Begin Given records

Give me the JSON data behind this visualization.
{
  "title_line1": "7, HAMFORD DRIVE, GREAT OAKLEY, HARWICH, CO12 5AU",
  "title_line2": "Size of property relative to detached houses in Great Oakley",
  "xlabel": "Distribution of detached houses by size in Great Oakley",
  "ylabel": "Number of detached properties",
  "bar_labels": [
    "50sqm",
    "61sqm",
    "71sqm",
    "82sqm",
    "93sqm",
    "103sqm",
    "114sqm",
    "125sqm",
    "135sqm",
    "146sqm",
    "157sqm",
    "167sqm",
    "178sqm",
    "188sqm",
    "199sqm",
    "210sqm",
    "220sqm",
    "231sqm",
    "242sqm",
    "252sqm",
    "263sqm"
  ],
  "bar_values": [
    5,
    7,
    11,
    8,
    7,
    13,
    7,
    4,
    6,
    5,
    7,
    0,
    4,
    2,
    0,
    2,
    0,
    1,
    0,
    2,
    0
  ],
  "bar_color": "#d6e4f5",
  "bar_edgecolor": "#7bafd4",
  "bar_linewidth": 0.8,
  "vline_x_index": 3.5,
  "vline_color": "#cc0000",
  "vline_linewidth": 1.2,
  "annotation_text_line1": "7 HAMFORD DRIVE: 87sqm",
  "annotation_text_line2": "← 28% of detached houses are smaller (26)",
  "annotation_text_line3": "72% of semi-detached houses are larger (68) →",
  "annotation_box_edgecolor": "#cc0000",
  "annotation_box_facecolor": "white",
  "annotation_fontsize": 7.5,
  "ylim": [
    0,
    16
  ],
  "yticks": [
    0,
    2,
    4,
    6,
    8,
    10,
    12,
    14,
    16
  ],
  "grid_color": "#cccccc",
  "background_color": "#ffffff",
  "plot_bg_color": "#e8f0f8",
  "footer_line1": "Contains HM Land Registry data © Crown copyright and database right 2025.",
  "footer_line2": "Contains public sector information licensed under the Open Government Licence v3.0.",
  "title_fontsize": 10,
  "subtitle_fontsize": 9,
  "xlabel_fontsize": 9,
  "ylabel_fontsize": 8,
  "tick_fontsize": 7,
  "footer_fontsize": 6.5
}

End Given records
Begin Given records

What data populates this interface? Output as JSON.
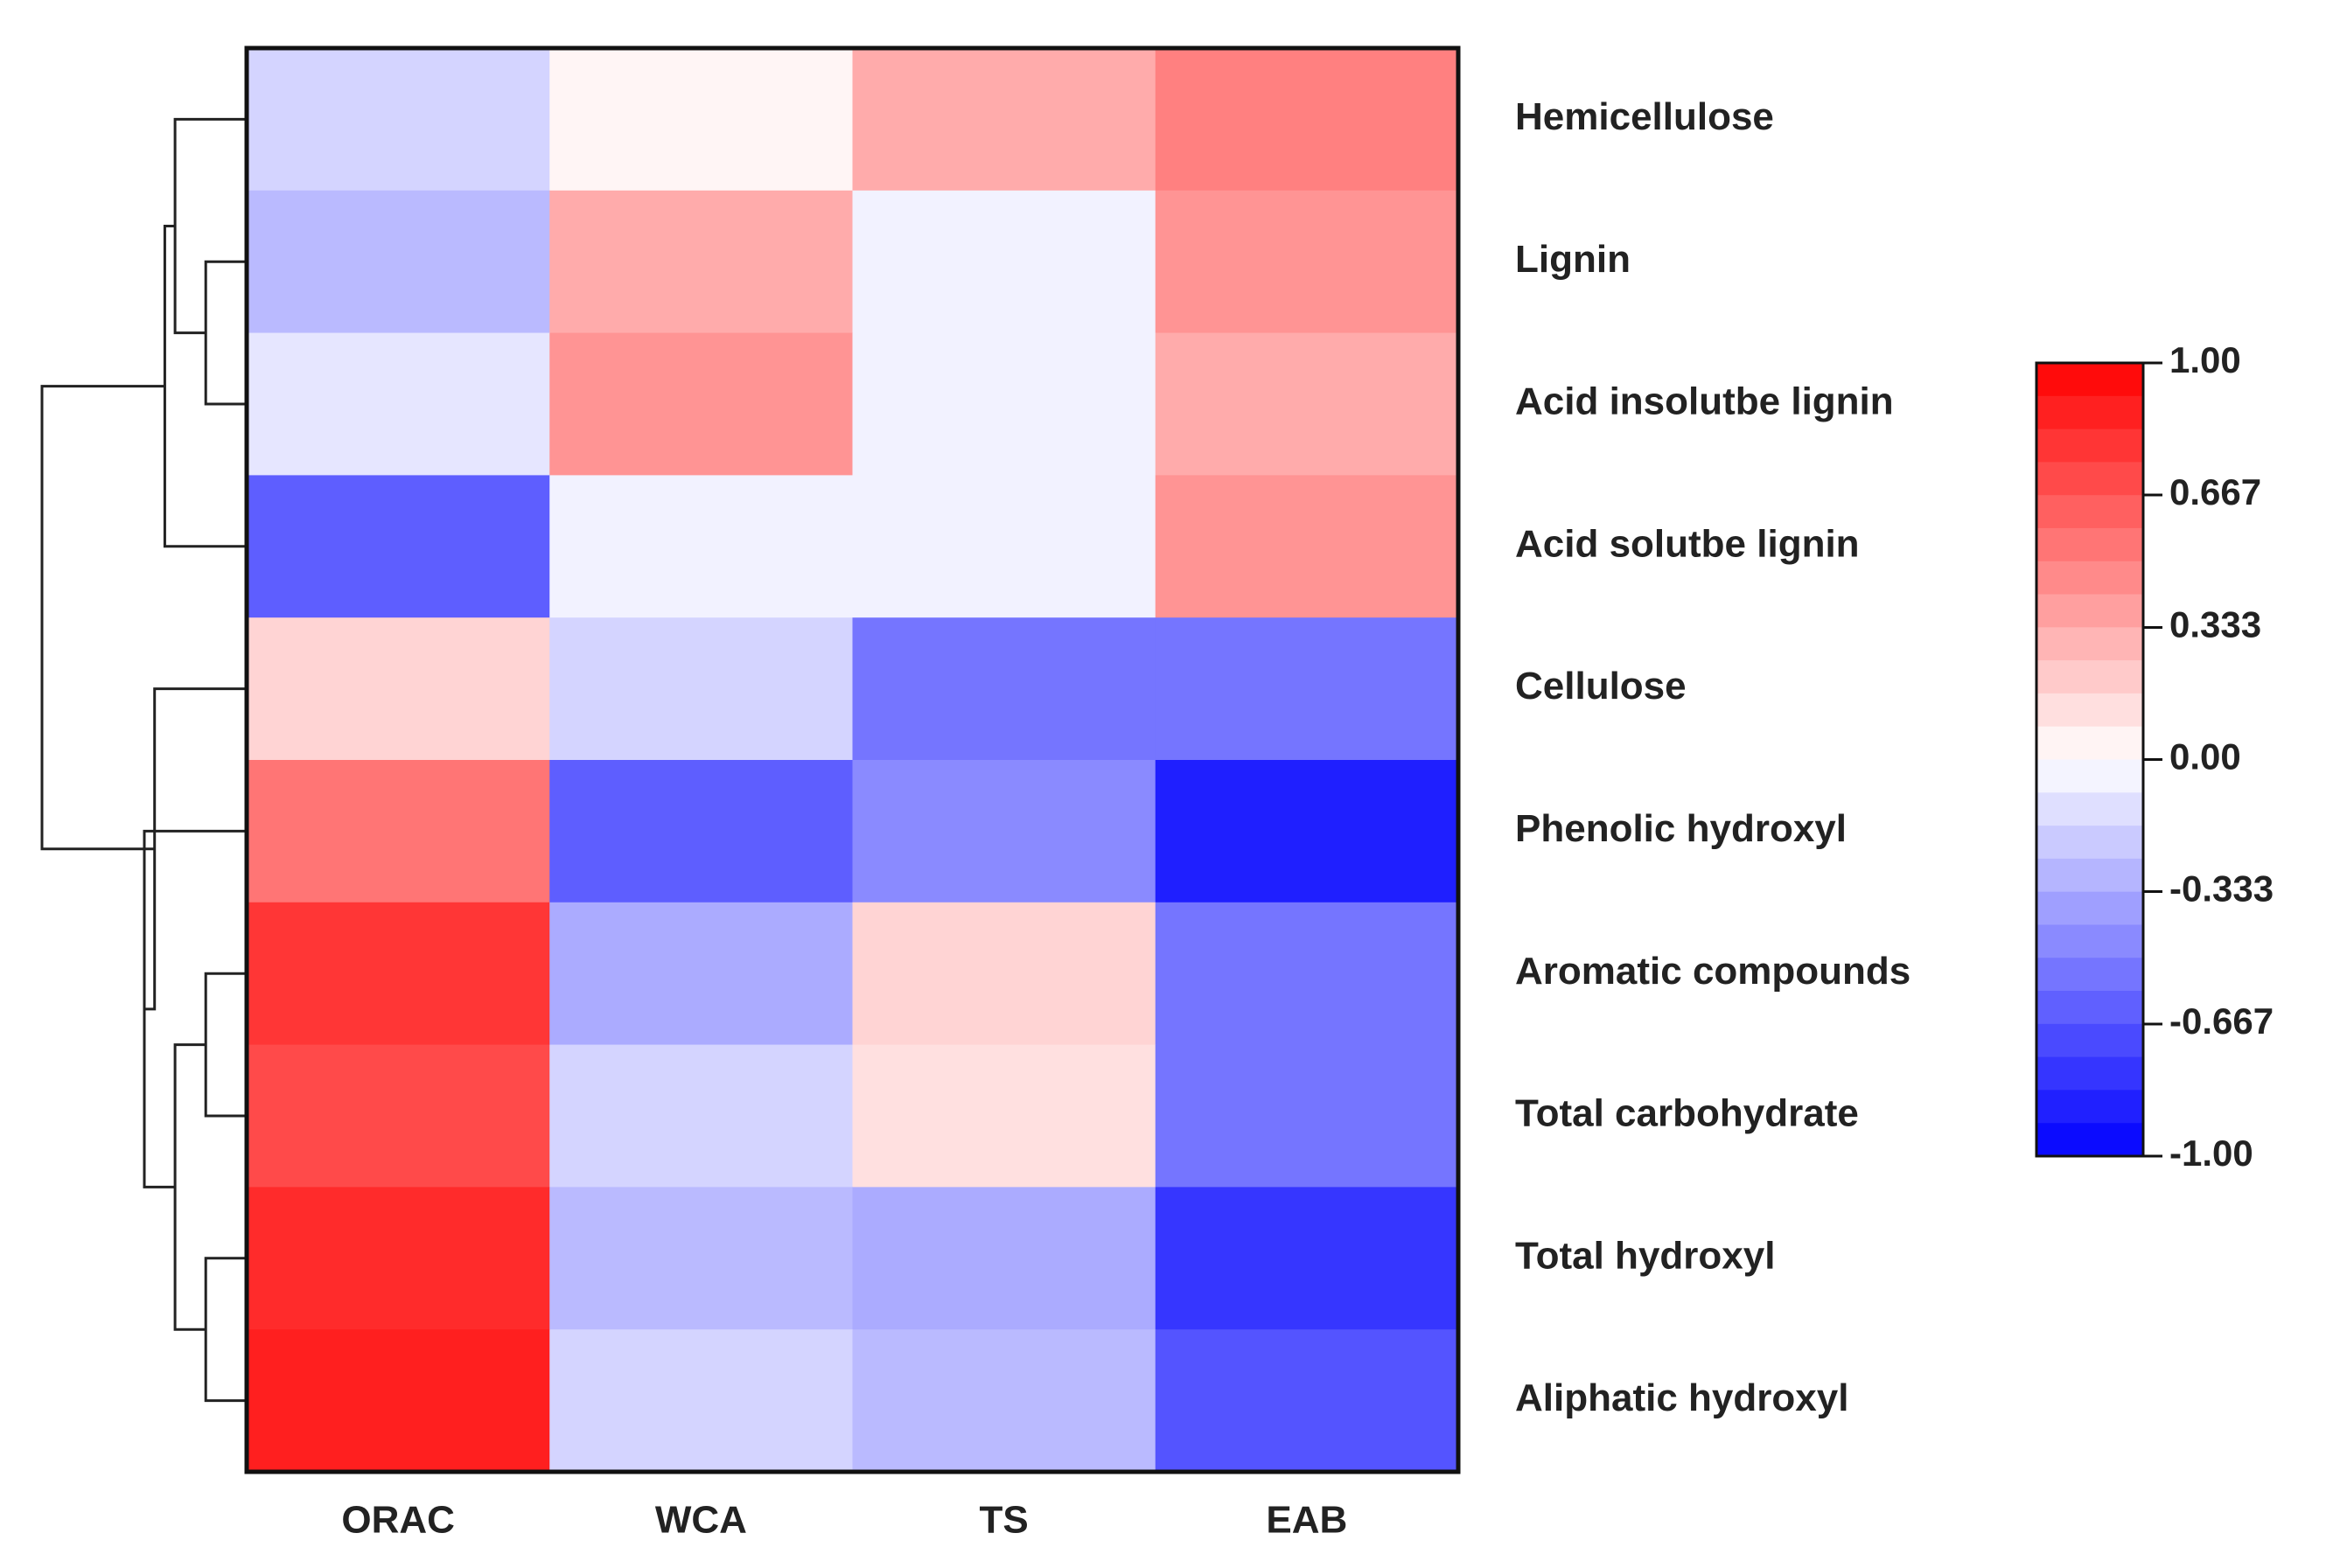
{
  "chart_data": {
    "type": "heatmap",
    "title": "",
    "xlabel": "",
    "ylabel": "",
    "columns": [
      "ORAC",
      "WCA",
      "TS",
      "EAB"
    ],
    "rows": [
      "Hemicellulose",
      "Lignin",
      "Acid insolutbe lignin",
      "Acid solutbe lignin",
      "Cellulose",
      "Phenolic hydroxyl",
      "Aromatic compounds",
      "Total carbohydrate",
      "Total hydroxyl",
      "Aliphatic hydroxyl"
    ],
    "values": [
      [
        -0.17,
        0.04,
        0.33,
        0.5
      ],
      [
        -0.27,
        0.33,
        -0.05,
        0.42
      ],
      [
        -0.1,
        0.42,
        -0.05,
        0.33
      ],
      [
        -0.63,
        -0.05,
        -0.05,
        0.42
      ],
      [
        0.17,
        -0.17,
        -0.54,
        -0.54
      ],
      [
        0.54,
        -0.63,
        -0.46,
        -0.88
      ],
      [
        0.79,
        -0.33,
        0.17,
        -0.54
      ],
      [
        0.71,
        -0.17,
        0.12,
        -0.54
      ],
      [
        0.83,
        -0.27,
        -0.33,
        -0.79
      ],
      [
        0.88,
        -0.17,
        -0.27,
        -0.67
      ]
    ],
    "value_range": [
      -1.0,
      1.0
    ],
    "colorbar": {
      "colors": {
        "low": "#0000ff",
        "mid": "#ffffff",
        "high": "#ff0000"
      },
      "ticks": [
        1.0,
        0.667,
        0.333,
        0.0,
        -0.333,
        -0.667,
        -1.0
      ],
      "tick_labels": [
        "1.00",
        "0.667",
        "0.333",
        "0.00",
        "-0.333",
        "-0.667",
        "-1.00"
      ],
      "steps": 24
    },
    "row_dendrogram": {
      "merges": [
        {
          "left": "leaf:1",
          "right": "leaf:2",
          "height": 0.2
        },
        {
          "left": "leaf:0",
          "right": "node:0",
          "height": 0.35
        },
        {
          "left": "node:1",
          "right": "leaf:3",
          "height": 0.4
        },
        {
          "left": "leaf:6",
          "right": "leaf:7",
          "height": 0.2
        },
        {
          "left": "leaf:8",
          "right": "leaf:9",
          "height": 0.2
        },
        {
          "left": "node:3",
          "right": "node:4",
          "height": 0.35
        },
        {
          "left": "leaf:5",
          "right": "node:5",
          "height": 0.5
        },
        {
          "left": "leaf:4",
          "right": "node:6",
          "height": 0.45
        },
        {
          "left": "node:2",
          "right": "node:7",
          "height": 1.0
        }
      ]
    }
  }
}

End Given records

Track down every line holding the string "DRIVE" and copy it.

◆ Solved problem
  "title_line1": "7, HAMFORD DRIVE, GREAT OAKLEY, HARWICH, CO12 5AU",
  "annotation_text_line1": "7 HAMFORD DRIVE: 87sqm",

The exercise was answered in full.